--- START OF Dataset ---

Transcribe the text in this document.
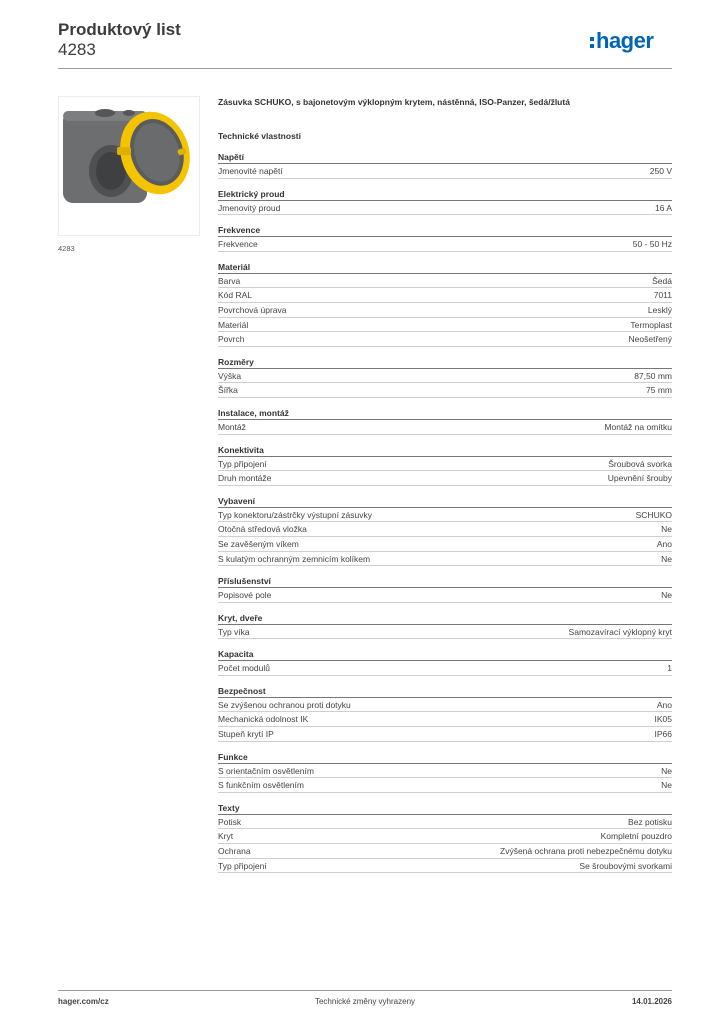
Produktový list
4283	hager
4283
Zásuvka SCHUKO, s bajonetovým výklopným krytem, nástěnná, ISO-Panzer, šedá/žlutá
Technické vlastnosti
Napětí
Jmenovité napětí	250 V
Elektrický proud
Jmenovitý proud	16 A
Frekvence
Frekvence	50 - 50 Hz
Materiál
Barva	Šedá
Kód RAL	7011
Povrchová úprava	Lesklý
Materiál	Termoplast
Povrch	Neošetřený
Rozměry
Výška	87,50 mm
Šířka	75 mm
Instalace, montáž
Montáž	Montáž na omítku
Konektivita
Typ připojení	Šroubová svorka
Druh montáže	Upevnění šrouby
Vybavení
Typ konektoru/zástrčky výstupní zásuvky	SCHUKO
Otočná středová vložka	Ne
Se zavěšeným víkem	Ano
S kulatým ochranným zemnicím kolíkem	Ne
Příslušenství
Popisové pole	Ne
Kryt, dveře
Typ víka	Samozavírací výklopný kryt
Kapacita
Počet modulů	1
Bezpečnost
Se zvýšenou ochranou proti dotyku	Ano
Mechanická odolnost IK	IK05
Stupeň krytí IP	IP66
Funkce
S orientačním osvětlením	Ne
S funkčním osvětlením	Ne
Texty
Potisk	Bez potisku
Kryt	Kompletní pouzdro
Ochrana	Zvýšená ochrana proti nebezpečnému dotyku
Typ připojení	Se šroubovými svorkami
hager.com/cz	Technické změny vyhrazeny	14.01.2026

--- END OF Dataset ---

Work to do: Quote the material in full and exactly; do not carry over its pictures.

Output of the task:
Transcribe the text in this document.
Produktový list
4283	hager
4283
Zásuvka SCHUKO, s bajonetovým výklopným krytem, nástěnná, ISO-Panzer, šedá/žlutá
Technické vlastnosti
Napětí
Jmenovité napětí	250 V
Elektrický proud
Jmenovitý proud	16 A
Frekvence
Frekvence	50 - 50 Hz
Materiál
Barva	Šedá
Kód RAL	7011
Povrchová úprava	Lesklý
Materiál	Termoplast
Povrch	Neošetřený
Rozměry
Výška	87,50 mm
Šířka	75 mm
Instalace, montáž
Montáž	Montáž na omítku
Konektivita
Typ připojení	Šroubová svorka
Druh montáže	Upevnění šrouby
Vybavení
Typ konektoru/zástrčky výstupní zásuvky	SCHUKO
Otočná středová vložka	Ne
Se zavěšeným víkem	Ano
S kulatým ochranným zemnicím kolíkem	Ne
Příslušenství
Popisové pole	Ne
Kryt, dveře
Typ víka	Samozavírací výklopný kryt
Kapacita
Počet modulů	1
Bezpečnost
Se zvýšenou ochranou proti dotyku	Ano
Mechanická odolnost IK	IK05
Stupeň krytí IP	IP66
Funkce
S orientačním osvětlením	Ne
S funkčním osvětlením	Ne
Texty
Potisk	Bez potisku
Kryt	Kompletní pouzdro
Ochrana	Zvýšená ochrana proti nebezpečnému dotyku
Typ připojení	Se šroubovými svorkami
hager.com/cz	Technické změny vyhrazeny	14.01.2026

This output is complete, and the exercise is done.